Copy each entry as it stands, leaving nothing out.

[Records from a data collection]
(begin)
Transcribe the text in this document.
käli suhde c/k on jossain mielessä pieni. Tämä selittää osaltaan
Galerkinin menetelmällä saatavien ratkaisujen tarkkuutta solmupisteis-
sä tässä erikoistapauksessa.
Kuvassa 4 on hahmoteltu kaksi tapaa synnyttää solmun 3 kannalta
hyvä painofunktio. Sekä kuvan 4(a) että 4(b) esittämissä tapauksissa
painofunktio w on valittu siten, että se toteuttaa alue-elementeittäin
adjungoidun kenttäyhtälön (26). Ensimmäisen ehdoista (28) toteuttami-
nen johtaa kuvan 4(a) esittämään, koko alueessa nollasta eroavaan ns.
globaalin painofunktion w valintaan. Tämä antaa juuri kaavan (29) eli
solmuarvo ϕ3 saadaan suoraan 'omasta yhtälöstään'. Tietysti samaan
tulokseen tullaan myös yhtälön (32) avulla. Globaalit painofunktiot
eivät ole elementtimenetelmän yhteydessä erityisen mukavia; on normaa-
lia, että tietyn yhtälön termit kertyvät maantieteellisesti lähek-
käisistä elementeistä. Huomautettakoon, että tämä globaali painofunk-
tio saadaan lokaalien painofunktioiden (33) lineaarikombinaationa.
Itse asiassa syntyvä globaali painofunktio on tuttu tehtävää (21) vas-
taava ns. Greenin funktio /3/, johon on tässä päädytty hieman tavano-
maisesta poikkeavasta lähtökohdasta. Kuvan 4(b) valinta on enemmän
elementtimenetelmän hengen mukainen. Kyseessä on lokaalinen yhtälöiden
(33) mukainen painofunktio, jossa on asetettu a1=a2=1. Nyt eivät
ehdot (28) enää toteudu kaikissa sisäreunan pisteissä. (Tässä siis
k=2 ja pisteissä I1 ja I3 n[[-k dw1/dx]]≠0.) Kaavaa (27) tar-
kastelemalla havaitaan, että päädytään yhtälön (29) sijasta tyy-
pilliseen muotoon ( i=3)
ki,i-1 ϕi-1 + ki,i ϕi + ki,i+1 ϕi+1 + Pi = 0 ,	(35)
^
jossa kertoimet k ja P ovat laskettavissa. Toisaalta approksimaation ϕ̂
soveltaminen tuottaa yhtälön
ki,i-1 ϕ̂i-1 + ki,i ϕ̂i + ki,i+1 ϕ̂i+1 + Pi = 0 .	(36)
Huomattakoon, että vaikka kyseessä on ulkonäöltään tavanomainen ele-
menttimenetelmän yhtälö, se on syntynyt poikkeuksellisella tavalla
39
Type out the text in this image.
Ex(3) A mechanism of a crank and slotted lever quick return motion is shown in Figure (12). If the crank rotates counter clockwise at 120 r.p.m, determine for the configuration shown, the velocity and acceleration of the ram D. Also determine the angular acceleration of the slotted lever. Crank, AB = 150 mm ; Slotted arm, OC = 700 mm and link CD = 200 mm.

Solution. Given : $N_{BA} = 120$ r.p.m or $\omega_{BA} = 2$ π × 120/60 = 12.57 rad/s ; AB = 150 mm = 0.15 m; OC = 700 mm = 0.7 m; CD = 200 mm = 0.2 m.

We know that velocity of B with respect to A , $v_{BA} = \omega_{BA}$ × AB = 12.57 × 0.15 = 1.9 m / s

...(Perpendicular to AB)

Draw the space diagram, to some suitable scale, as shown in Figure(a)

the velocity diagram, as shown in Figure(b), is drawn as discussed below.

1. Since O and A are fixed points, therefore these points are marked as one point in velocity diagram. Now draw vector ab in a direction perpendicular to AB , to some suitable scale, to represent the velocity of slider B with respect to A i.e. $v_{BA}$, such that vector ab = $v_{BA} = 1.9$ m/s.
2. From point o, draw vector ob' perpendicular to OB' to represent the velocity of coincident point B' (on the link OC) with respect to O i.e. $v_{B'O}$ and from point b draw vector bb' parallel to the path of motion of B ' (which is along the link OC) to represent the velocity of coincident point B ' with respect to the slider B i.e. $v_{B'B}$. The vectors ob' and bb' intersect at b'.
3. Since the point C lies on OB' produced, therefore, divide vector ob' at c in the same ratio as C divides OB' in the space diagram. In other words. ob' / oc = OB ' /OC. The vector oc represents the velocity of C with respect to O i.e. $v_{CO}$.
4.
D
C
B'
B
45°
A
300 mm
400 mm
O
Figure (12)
(end)
### Problem solution
Transcribe the text in this document.
käli suhde c/k on jossain mielessä pieni. Tämä selittää osaltaan
Galerkinin menetelmällä saatavien ratkaisujen tarkkuutta solmupisteis-
sä tässä erikoistapauksessa.
Kuvassa 4 on hahmoteltu kaksi tapaa synnyttää solmun 3 kannalta
hyvä painofunktio. Sekä kuvan 4(a) että 4(b) esittämissä tapauksissa
painofunktio w on valittu siten, että se toteuttaa alue-elementeittäin
adjungoidun kenttäyhtälön (26). Ensimmäisen ehdoista (28) toteuttami-
nen johtaa kuvan 4(a) esittämään, koko alueessa nollasta eroavaan ns.
globaalin painofunktion w valintaan. Tämä antaa juuri kaavan (29) eli
solmuarvo ϕ3 saadaan suoraan 'omasta yhtälöstään'. Tietysti samaan
tulokseen tullaan myös yhtälön (32) avulla. Globaalit painofunktiot
eivät ole elementtimenetelmän yhteydessä erityisen mukavia; on normaa-
lia, että tietyn yhtälön termit kertyvät maantieteellisesti lähek-
käisistä elementeistä. Huomautettakoon, että tämä globaali painofunk-
tio saadaan lokaalien painofunktioiden (33) lineaarikombinaationa.
Itse asiassa syntyvä globaali painofunktio on tuttu tehtävää (21) vas-
taava ns. Greenin funktio /3/, johon on tässä päädytty hieman tavano-
maisesta poikkeavasta lähtökohdasta. Kuvan 4(b) valinta on enemmän
elementtimenetelmän hengen mukainen. Kyseessä on lokaalinen yhtälöiden
(33) mukainen painofunktio, jossa on asetettu a1=a2=1. Nyt eivät
ehdot (28) enää toteudu kaikissa sisäreunan pisteissä. (Tässä siis
k=2 ja pisteissä I1 ja I3 n[[-k dw1/dx]]≠0.) Kaavaa (27) tar-
kastelemalla havaitaan, että päädytään yhtälön (29) sijasta tyy-
pilliseen muotoon ( i=3)
ki,i-1 ϕi-1 + ki,i ϕi + ki,i+1 ϕi+1 + Pi = 0 ,	(35)
^
jossa kertoimet k ja P ovat laskettavissa. Toisaalta approksimaation ϕ̂
soveltaminen tuottaa yhtälön
ki,i-1 ϕ̂i-1 + ki,i ϕ̂i + ki,i+1 ϕ̂i+1 + Pi = 0 .	(36)
Huomattakoon, että vaikka kyseessä on ulkonäöltään tavanomainen ele-
menttimenetelmän yhtälö, se on syntynyt poikkeuksellisella tavalla
39
Type out the text in this image.
Ex(3) A mechanism of a crank and slotted lever quick return motion is shown in Figure (12). If the crank rotates counter clockwise at 120 r.p.m, determine for the configuration shown, the velocity and acceleration of the ram D. Also determine the angular acceleration of the slotted lever. Crank, AB = 150 mm ; Slotted arm, OC = 700 mm and link CD = 200 mm.

Solution. Given : $N_{BA} = 120$ r.p.m or $\omega_{BA} = 2$ π × 120/60 = 12.57 rad/s ; AB = 150 mm = 0.15 m; OC = 700 mm = 0.7 m; CD = 200 mm = 0.2 m.

We know that velocity of B with respect to A , $v_{BA} = \omega_{BA}$ × AB = 12.57 × 0.15 = 1.9 m / s

...(Perpendicular to AB)

Draw the space diagram, to some suitable scale, as shown in Figure(a)

the velocity diagram, as shown in Figure(b), is drawn as discussed below.

1. Since O and A are fixed points, therefore these points are marked as one point in velocity diagram. Now draw vector ab in a direction perpendicular to AB , to some suitable scale, to represent the velocity of slider B with respect to A i.e. $v_{BA}$, such that vector ab = $v_{BA} = 1.9$ m/s.
2. From point o, draw vector ob' perpendicular to OB' to represent the velocity of coincident point B' (on the link OC) with respect to O i.e. $v_{B'O}$ and from point b draw vector bb' parallel to the path of motion of B ' (which is along the link OC) to represent the velocity of coincident point B ' with respect to the slider B i.e. $v_{B'B}$. The vectors ob' and bb' intersect at b'.
3. Since the point C lies on OB' produced, therefore, divide vector ob' at c in the same ratio as C divides OB' in the space diagram. In other words. ob' / oc = OB ' /OC. The vector oc represents the velocity of C with respect to O i.e. $v_{CO}$.
4.
D
C
B'
B
45°
A
300 mm
400 mm
O
Figure (12)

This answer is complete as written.